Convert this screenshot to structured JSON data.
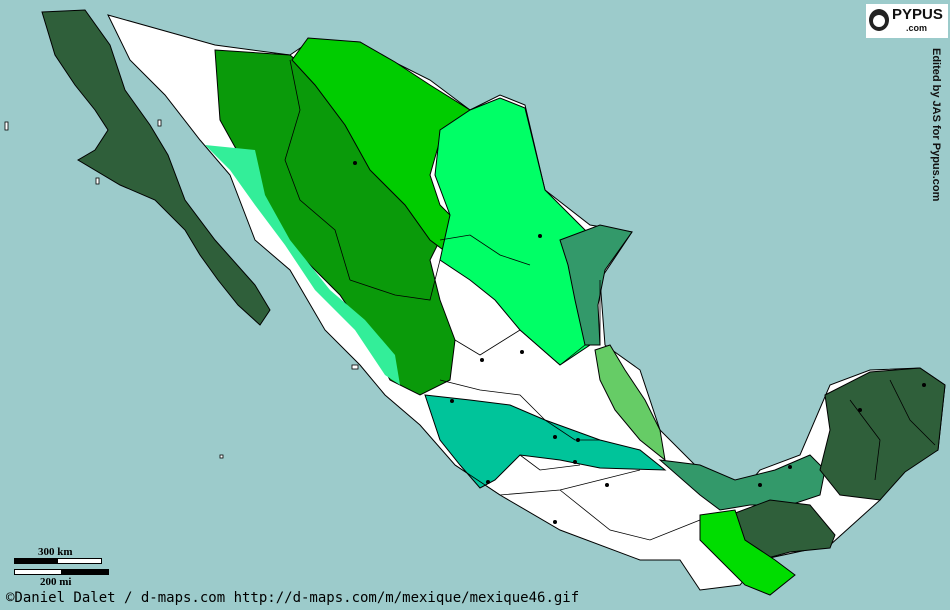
{
  "logo": {
    "name": "PYPUS",
    "sub": ".com"
  },
  "edited_by": "Edited by JAS for Pypus.com",
  "scale": {
    "km_label": "300 km",
    "mi_label": "200 mi"
  },
  "credit": "©Daniel Dalet / d-maps.com  http://d-maps.com/m/mexique/mexique46.gif",
  "colors": {
    "sea": "#9ccbcb",
    "white_land": "#ffffff",
    "dark_green": "#2f5f3a",
    "forest_green": "#0a9a0a",
    "bright_green": "#00cc00",
    "light_green": "#00ff66",
    "mint": "#33ee99",
    "teal": "#00c49a",
    "sea_green": "#33996a",
    "pale_green": "#66cc66",
    "lime": "#00dd00"
  }
}
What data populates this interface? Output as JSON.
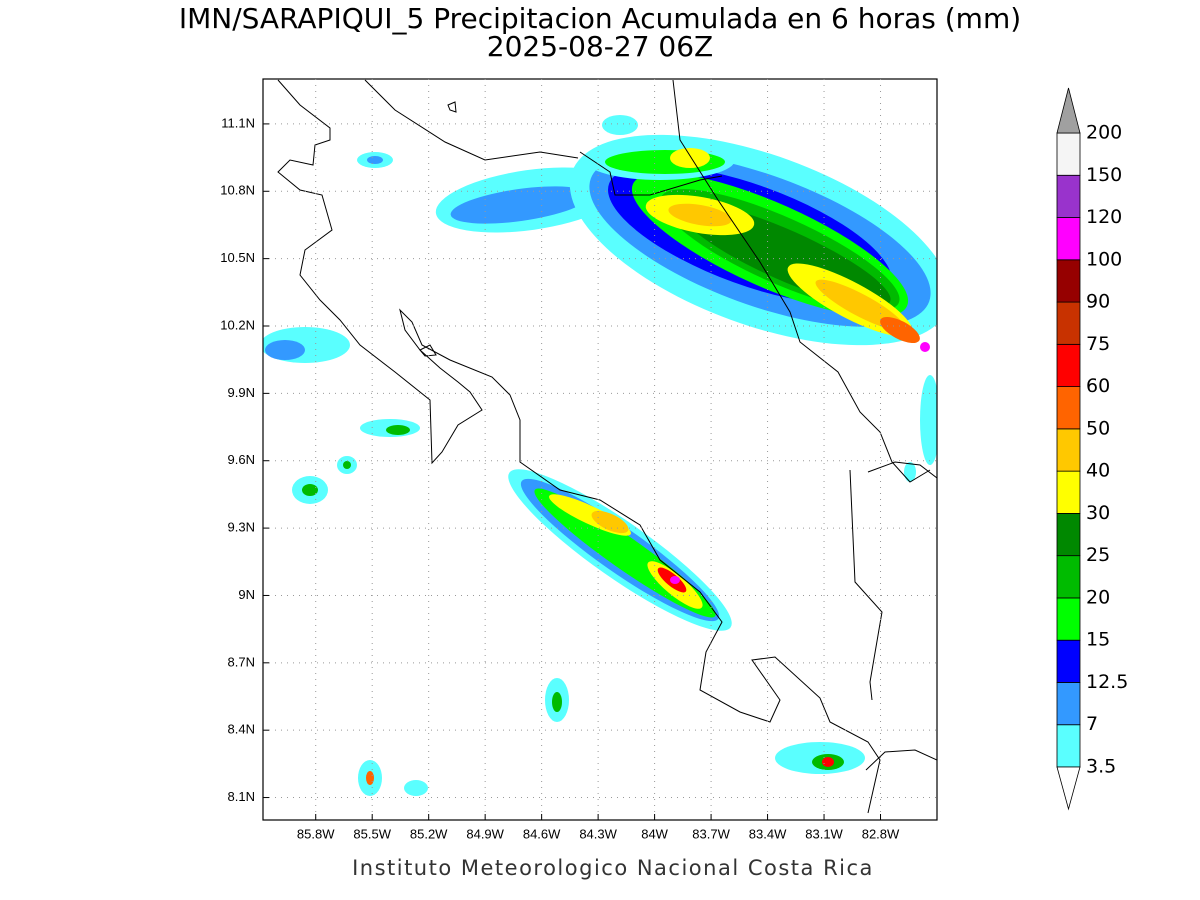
{
  "map": {
    "title": "IMN/SARAPIQUI_5 Precipitacion Acumulada en 6 horas (mm)",
    "subtitle": "2025-08-27 06Z",
    "footer": "Instituto Meteorologico Nacional Costa Rica",
    "xlim": [
      -86.08,
      -82.5
    ],
    "ylim": [
      8.0,
      11.3
    ],
    "xticks": [
      {
        "value": -85.8,
        "label": "85.8W"
      },
      {
        "value": -85.5,
        "label": "85.5W"
      },
      {
        "value": -85.2,
        "label": "85.2W"
      },
      {
        "value": -84.9,
        "label": "84.9W"
      },
      {
        "value": -84.6,
        "label": "84.6W"
      },
      {
        "value": -84.3,
        "label": "84.3W"
      },
      {
        "value": -84.0,
        "label": "84W"
      },
      {
        "value": -83.7,
        "label": "83.7W"
      },
      {
        "value": -83.4,
        "label": "83.4W"
      },
      {
        "value": -83.1,
        "label": "83.1W"
      },
      {
        "value": -82.8,
        "label": "82.8W"
      }
    ],
    "yticks": [
      {
        "value": 8.1,
        "label": "8.1N"
      },
      {
        "value": 8.4,
        "label": "8.4N"
      },
      {
        "value": 8.7,
        "label": "8.7N"
      },
      {
        "value": 9.0,
        "label": "9N"
      },
      {
        "value": 9.3,
        "label": "9.3N"
      },
      {
        "value": 9.6,
        "label": "9.6N"
      },
      {
        "value": 9.9,
        "label": "9.9N"
      },
      {
        "value": 10.2,
        "label": "10.2N"
      },
      {
        "value": 10.5,
        "label": "10.5N"
      },
      {
        "value": 10.8,
        "label": "10.8N"
      },
      {
        "value": 11.1,
        "label": "11.1N"
      }
    ],
    "grid": true,
    "colorbar": {
      "levels": [
        3.5,
        7,
        12.5,
        15,
        20,
        25,
        30,
        40,
        50,
        60,
        75,
        90,
        100,
        120,
        150,
        200
      ],
      "colors": [
        "#5affff",
        "#3399ff",
        "#0000ff",
        "#00ff00",
        "#00bb00",
        "#008800",
        "#ffff00",
        "#ffc800",
        "#ff6400",
        "#ff0000",
        "#c83200",
        "#960000",
        "#ff00ff",
        "#9933cc",
        "#f5f5f5"
      ],
      "under_color": "#ffffff",
      "over_color": "#a0a0a0"
    }
  }
}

[DESCRIPTION OF THE TASK] On how many lines does the word "ffffff" appear? Answer with only the number.

[RESPONSE TO THIS EXERCISE] 2